_Exercise objective_:
All of the material below is to be restated word for word, apart from the pictures.
--- start of Records shown ---
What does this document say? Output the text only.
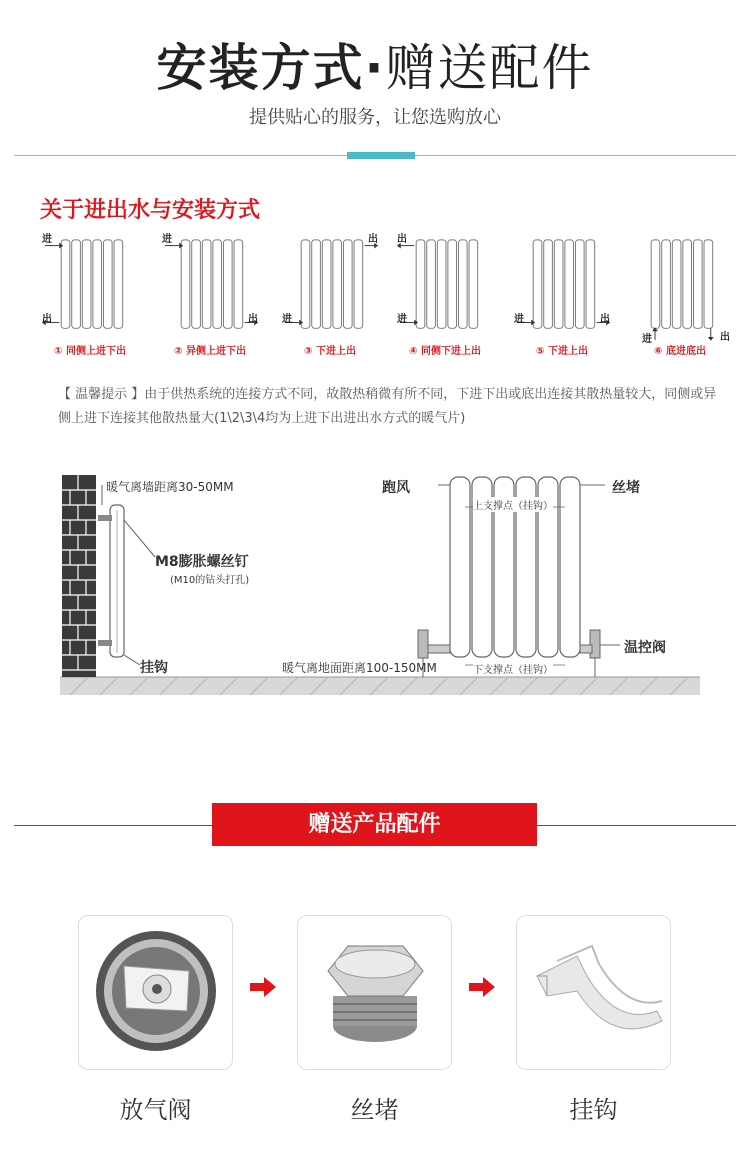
安装方式·赠送配件
提供贴心的服务，让您选购放心
关于进出水与安装方式
① 同侧上进下出
进
出
② 异侧上进下出
进
出
③ 下进上出
进
出
④ 同侧下进上出
进
出
⑤ 下进上出
进	出
⑥ 底进底出
进	出
【 温馨提示 】由于供热系统的连接方式不同，故散热稍微有所不同，下进下出或底出连接其散热量较大，同侧或异侧上进下连接其他散热量大(1\2\3\4均为上进下出进出水方式的暖气片)
暖气离墙距离30-50MM
M8膨胀螺丝钉
(M10的钻头打孔)
挂钩
跑风	丝堵
上支撑点（挂钩）
下支撑点（挂钩）
暖气离地面距离100-150MM
温控阀
赠送产品配件
放气阀	丝堵	挂钩
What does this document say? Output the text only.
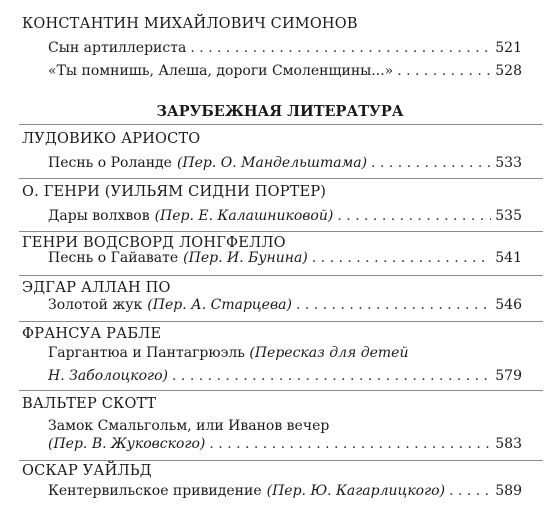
КОНСТАНТИН МИХАЙЛОВИЧ СИМОНОВ
Сын артиллериста . . .	521
«Ты помнишь, Алеша, дороги Смоленщины...» . . .	528
ЗАРУБЕЖНАЯ ЛИТЕРАТУРА
ЛУДОВИКО АРИОСТО
Песнь о Роланде (Пер. О. Мандельштама) . . .	533
О. ГЕНРИ (УИЛЬЯМ СИДНИ ПОРТЕР)
Дары волхвов (Пер. Е. Калашниковой) . . .	535
ГЕНРИ ВОДСВОРД ЛОНГФЕЛЛО
Песнь о Гайавате (Пер. И. Бунина) . . .	541
ЭДГАР АЛЛАН ПО
Золотой жук (Пер. А. Старцева) . . .	546
ФРАНСУА РАБЛЕ
Гаргантюа и Пантагрюэль (Пересказ для детей
Н. Заболоцкого) . . .	579
ВАЛЬТЕР СКОТТ
Замок Смальгольм, или Иванов вечер
(Пер. В. Жуковского) . . .	583
ОСКАР УАЙЛЬД
Кентервильское привидение (Пер. Ю. Кагарлицкого) . . .	589
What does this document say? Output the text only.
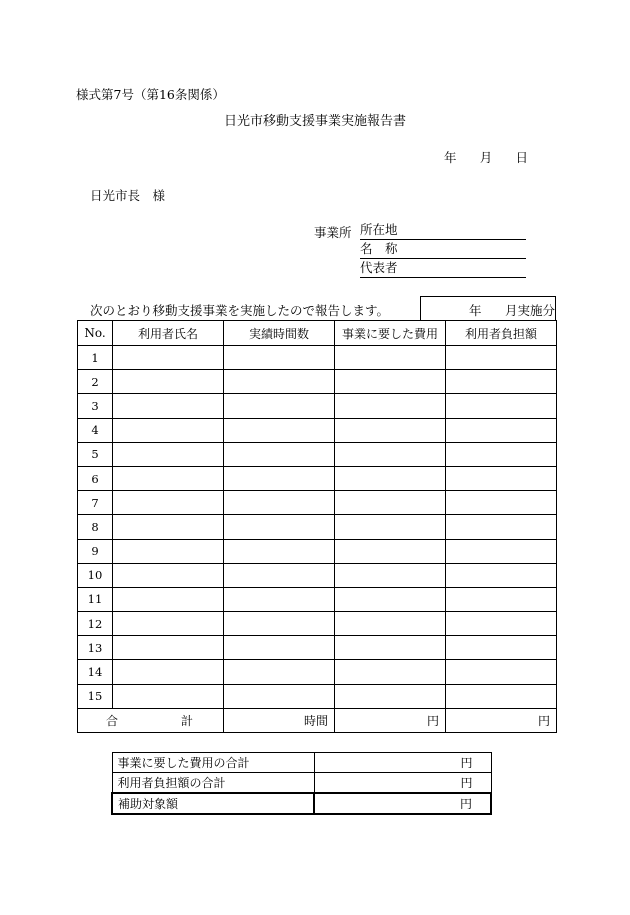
様式第7号（第16条関係）
日光市移動支援事業実施報告書
年 月 日
日光市長　様
事業所 所在地
名　称
代表者
次のとおり移動支援事業を実施したので報告します。	年 月実施分
No.	利用者氏名	実績時間数	事業に要した費用	利用者負担額
1				
2				
3				
4				
5				
6				
7				
8				
9				
10				
11				
12				
13				
14				
15				

合 計		時間	円	円
事業に要した費用の合計	円
利用者負担額の合計	円
補助対象額	円
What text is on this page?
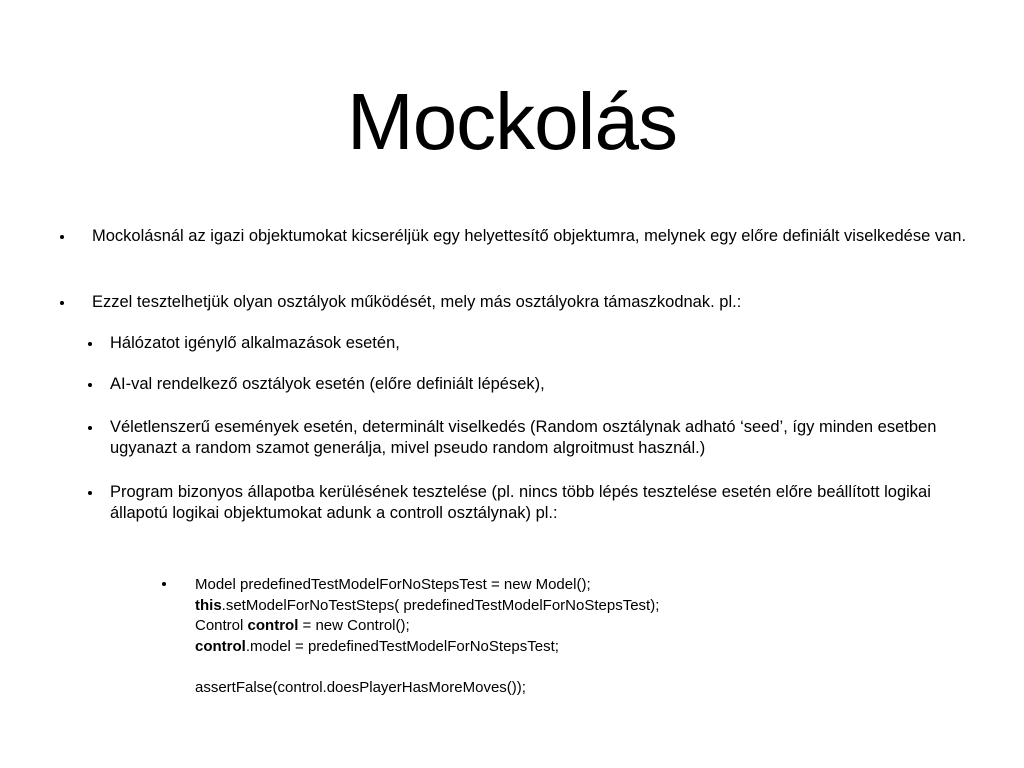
Mockolás
Mockolásnál az igazi objektumokat kicseréljük egy helyettesítő objektumra, melynek egy előre definiált viselkedése van.
Ezzel tesztelhetjük olyan osztályok működését, mely más osztályokra támaszkodnak. pl.:
Hálózatot igénylő alkalmazások esetén,
AI-val rendelkező osztályok esetén (előre definiált lépések),
Véletlenszerű események esetén, determinált viselkedés (Random osztálynak adható ‘seed’, így minden esetben ugyanazt a random szamot generálja, mivel pseudo random algroitmust használ.)
Program bizonyos állapotba kerülésének tesztelése (pl. nincs több lépés tesztelése esetén előre beállított logikai állapotú logikai objektumokat adunk a controll osztálynak) pl.:
Model predefinedTestModelForNoStepsTest = new Model();
this.setModelForNoTestSteps( predefinedTestModelForNoStepsTest);
Control control = new Control();
control.model = predefinedTestModelForNoStepsTest;
assertFalse(control.doesPlayerHasMoreMoves());
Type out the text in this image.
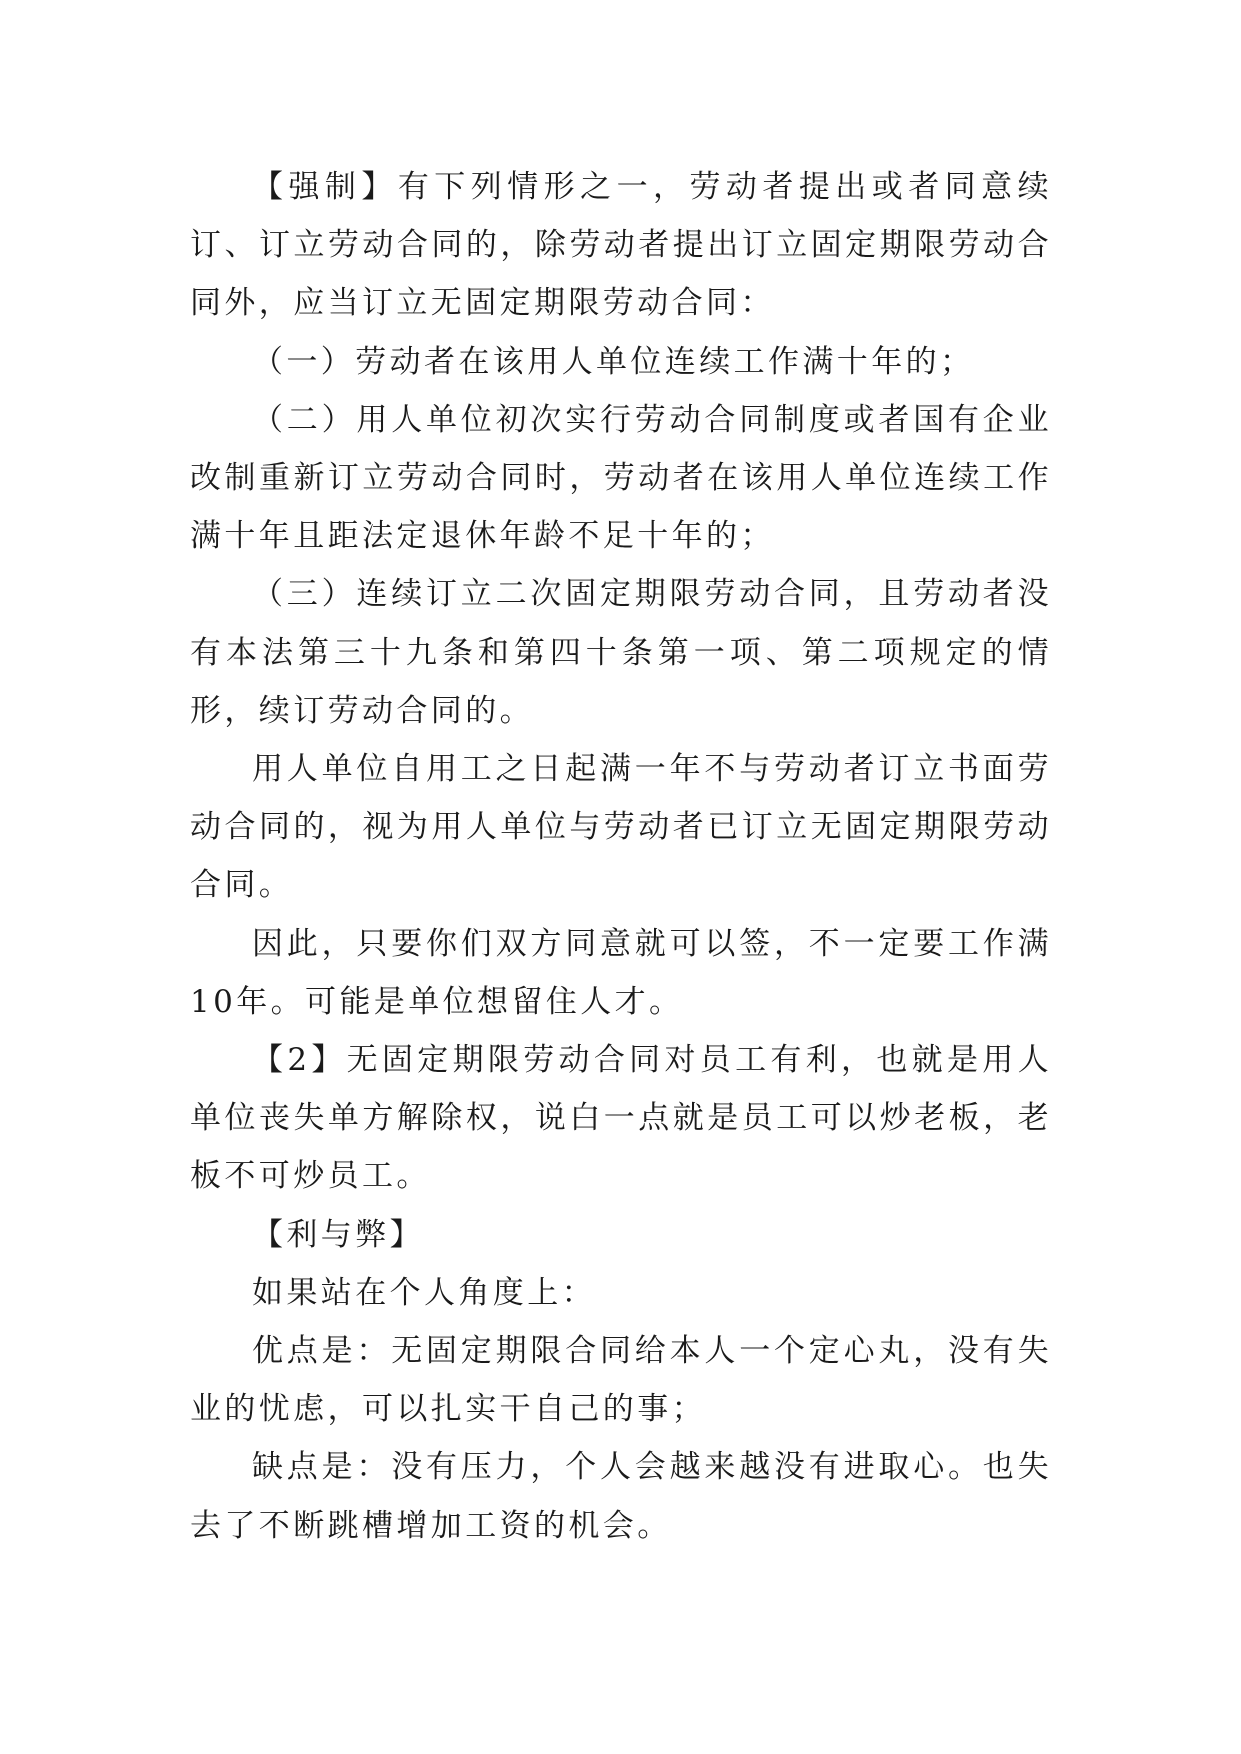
【强制】有下列情形之一，劳动者提出或者同意续订、订立劳动合同的，除劳动者提出订立固定期限劳动合同外，应当订立无固定期限劳动合同：

（一）劳动者在该用人单位连续工作满十年的；

（二）用人单位初次实行劳动合同制度或者国有企业改制重新订立劳动合同时，劳动者在该用人单位连续工作满十年且距法定退休年龄不足十年的；

（三）连续订立二次固定期限劳动合同，且劳动者没有本法第三十九条和第四十条第一项、第二项规定的情形，续订劳动合同的。

用人单位自用工之日起满一年不与劳动者订立书面劳动合同的，视为用人单位与劳动者已订立无固定期限劳动合同。

因此，只要你们双方同意就可以签，不一定要工作满10年。可能是单位想留住人才。

【2】无固定期限劳动合同对员工有利，也就是用人单位丧失单方解除权，说白一点就是员工可以炒老板，老板不可炒员工。

【利与弊】

如果站在个人角度上：

优点是：无固定期限合同给本人一个定心丸，没有失业的忧虑，可以扎实干自己的事；

缺点是：没有压力，个人会越来越没有进取心。也失去了不断跳槽增加工资的机会。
--- end of Records shown ---
_Response_:
What does this document say? Output the text only.
安装方式·赠送配件
提供贴心的服务，让您选购放心
关于进出水与安装方式
① 同侧上进下出
进
出
② 异侧上进下出
进
出
③ 下进上出
进
出
④ 同侧下进上出
进
出
⑤ 下进上出
进	出
⑥ 底进底出
进	出
【 温馨提示 】由于供热系统的连接方式不同，故散热稍微有所不同，下进下出或底出连接其散热量较大，同侧或异侧上进下连接其他散热量大(1\2\3\4均为上进下出进出水方式的暖气片)
暖气离墙距离30-50MM
M8膨胀螺丝钉
(M10的钻头打孔)
挂钩
跑风	丝堵
上支撑点（挂钩）
下支撑点（挂钩）
暖气离地面距离100-150MM
温控阀
赠送产品配件
放气阀	丝堵	挂钩
What does this document say? Output the text only.
КОНСТАНТИН МИХАЙЛОВИЧ СИМОНОВ
Сын артиллериста . . .	521
«Ты помнишь, Алеша, дороги Смоленщины...» . . .	528
ЗАРУБЕЖНАЯ ЛИТЕРАТУРА
ЛУДОВИКО АРИОСТО
Песнь о Роланде (Пер. О. Мандельштама) . . .	533
О. ГЕНРИ (УИЛЬЯМ СИДНИ ПОРТЕР)
Дары волхвов (Пер. Е. Калашниковой) . . .	535
ГЕНРИ ВОДСВОРД ЛОНГФЕЛЛО
Песнь о Гайавате (Пер. И. Бунина) . . .	541
ЭДГАР АЛЛАН ПО
Золотой жук (Пер. А. Старцева) . . .	546
ФРАНСУА РАБЛЕ
Гаргантюа и Пантагрюэль (Пересказ для детей
Н. Заболоцкого) . . .	579
ВАЛЬТЕР СКОТТ
Замок Смальгольм, или Иванов вечер
(Пер. В. Жуковского) . . .	583
ОСКАР УАЙЛЬД
Кентервильское привидение (Пер. Ю. Кагарлицкого) . . .	589
What does this document say? Output the text only.
様式第7号（第16条関係）
日光市移動支援事業実施報告書
年 月 日
日光市長　様
事業所 所在地
名　称
代表者
次のとおり移動支援事業を実施したので報告します。	年 月実施分
No.	利用者氏名	実績時間数	事業に要した費用	利用者負担額
1				
2				
3				
4				
5				
6				
7				
8				
9				
10				
11				
12				
13				
14				
15				

合 計		時間	円	円
事業に要した費用の合計	円
利用者負担額の合計	円
補助対象額	円
What text is on this page?
Mockolás
Mockolásnál az igazi objektumokat kicseréljük egy helyettesítő objektumra, melynek egy előre definiált viselkedése van.
Ezzel tesztelhetjük olyan osztályok működését, mely más osztályokra támaszkodnak. pl.:
Hálózatot igénylő alkalmazások esetén,
AI-val rendelkező osztályok esetén (előre definiált lépések),
Véletlenszerű események esetén, determinált viselkedés (Random osztálynak adható ‘seed’, így minden esetben ugyanazt a random szamot generálja, mivel pseudo random algroitmust használ.)
Program bizonyos állapotba kerülésének tesztelése (pl. nincs több lépés tesztelése esetén előre beállított logikai állapotú logikai objektumokat adunk a controll osztálynak) pl.:
Model predefinedTestModelForNoStepsTest = new Model();
this.setModelForNoTestSteps( predefinedTestModelForNoStepsTest);
Control control = new Control();
control.model = predefinedTestModelForNoStepsTest;
assertFalse(control.doesPlayerHasMoreMoves());
Type out the text in this image.
【强制】有下列情形之一，劳动者提出或者同意续订、订立劳动合同的，除劳动者提出订立固定期限劳动合同外，应当订立无固定期限劳动合同：

（一）劳动者在该用人单位连续工作满十年的；

（二）用人单位初次实行劳动合同制度或者国有企业改制重新订立劳动合同时，劳动者在该用人单位连续工作满十年且距法定退休年龄不足十年的；

（三）连续订立二次固定期限劳动合同，且劳动者没有本法第三十九条和第四十条第一项、第二项规定的情形，续订劳动合同的。

用人单位自用工之日起满一年不与劳动者订立书面劳动合同的，视为用人单位与劳动者已订立无固定期限劳动合同。

因此，只要你们双方同意就可以签，不一定要工作满10年。可能是单位想留住人才。

【2】无固定期限劳动合同对员工有利，也就是用人单位丧失单方解除权，说白一点就是员工可以炒老板，老板不可炒员工。

【利与弊】

如果站在个人角度上：

优点是：无固定期限合同给本人一个定心丸，没有失业的忧虑，可以扎实干自己的事；

缺点是：没有压力，个人会越来越没有进取心。也失去了不断跳槽增加工资的机会。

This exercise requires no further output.